*RECORD LIST*:
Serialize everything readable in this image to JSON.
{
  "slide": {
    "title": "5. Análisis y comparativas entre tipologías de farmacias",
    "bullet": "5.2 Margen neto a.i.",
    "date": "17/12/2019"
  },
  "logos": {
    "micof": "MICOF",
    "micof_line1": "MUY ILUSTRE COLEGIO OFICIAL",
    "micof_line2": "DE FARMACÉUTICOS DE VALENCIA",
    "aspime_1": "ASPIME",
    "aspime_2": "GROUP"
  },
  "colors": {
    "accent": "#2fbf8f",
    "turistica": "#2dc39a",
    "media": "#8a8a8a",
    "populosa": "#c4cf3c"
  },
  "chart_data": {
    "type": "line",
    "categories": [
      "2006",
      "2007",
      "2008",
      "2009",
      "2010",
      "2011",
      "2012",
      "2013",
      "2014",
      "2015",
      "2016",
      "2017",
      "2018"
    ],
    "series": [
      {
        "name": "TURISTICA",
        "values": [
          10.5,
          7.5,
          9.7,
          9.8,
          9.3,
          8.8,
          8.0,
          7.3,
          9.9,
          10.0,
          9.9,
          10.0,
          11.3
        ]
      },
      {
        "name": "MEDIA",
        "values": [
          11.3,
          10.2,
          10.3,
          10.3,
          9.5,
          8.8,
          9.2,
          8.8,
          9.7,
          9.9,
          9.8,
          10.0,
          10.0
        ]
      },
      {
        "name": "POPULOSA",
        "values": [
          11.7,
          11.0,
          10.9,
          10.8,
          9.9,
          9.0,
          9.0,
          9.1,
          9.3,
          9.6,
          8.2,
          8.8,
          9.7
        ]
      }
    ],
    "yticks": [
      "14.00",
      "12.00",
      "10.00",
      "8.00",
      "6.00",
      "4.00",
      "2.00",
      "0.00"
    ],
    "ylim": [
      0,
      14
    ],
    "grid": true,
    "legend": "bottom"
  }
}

==

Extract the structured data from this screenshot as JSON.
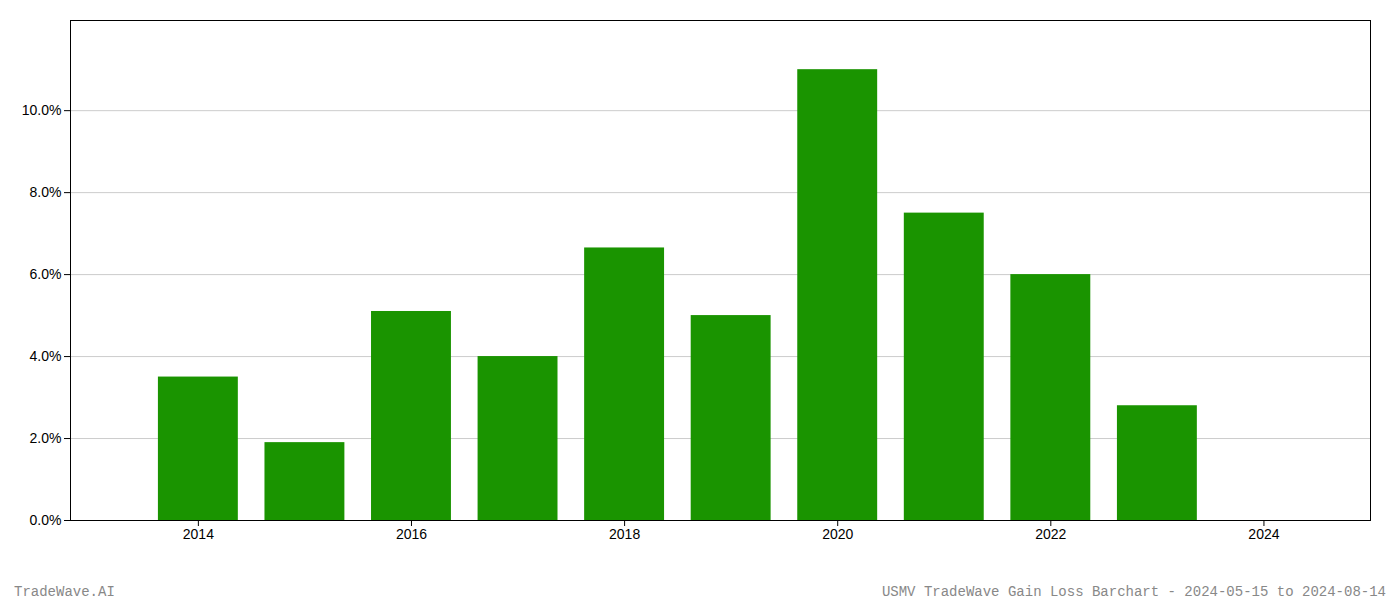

...

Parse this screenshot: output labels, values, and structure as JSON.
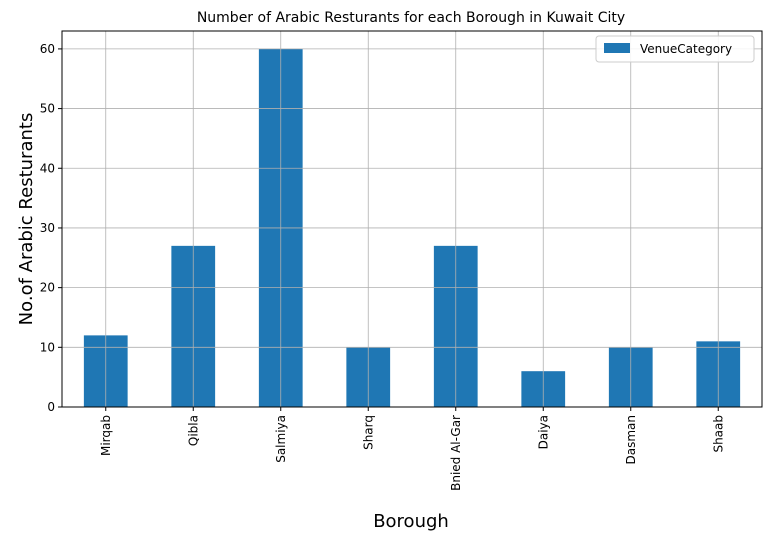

*PROBLEM DETAILS*:
Copy each line containing the word "screenshot" from the data.

*RESULT*:
Extract the structured data from this screenshot as JSON.
Parse this screenshot: output labels, values, and structure as JSON.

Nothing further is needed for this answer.